Directive: Reproduce the records exactly.

(Dataset items)
● ● ● ● ●
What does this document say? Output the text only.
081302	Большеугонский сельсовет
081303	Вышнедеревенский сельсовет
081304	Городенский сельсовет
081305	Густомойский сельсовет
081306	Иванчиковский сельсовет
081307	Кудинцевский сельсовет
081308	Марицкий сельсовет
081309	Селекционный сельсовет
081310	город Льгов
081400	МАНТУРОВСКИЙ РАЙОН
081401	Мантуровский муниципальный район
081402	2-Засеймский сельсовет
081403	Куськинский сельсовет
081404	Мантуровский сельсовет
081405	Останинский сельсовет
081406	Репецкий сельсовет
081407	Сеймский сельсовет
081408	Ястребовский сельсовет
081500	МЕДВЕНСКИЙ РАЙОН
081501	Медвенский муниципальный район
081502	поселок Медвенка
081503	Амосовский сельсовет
● ● ● ● ●
Response for this exercise:
What does this document say? Output the text only.
081302	Большеугонский сельсовет
081303	Вышнедеревенский сельсовет
081304	Городенский сельсовет
081305	Густомойский сельсовет
081306	Иванчиковский сельсовет
081307	Кудинцевский сельсовет
081308	Марицкий сельсовет
081309	Селекционный сельсовет
081310	город Льгов
081400	МАНТУРОВСКИЙ РАЙОН
081401	Мантуровский муниципальный район
081402	2-Засеймский сельсовет
081403	Куськинский сельсовет
081404	Мантуровский сельсовет
081405	Останинский сельсовет
081406	Репецкий сельсовет
081407	Сеймский сельсовет
081408	Ястребовский сельсовет
081500	МЕДВЕНСКИЙ РАЙОН
081501	Медвенский муниципальный район
081502	поселок Медвенка
081503	Амосовский сельсовет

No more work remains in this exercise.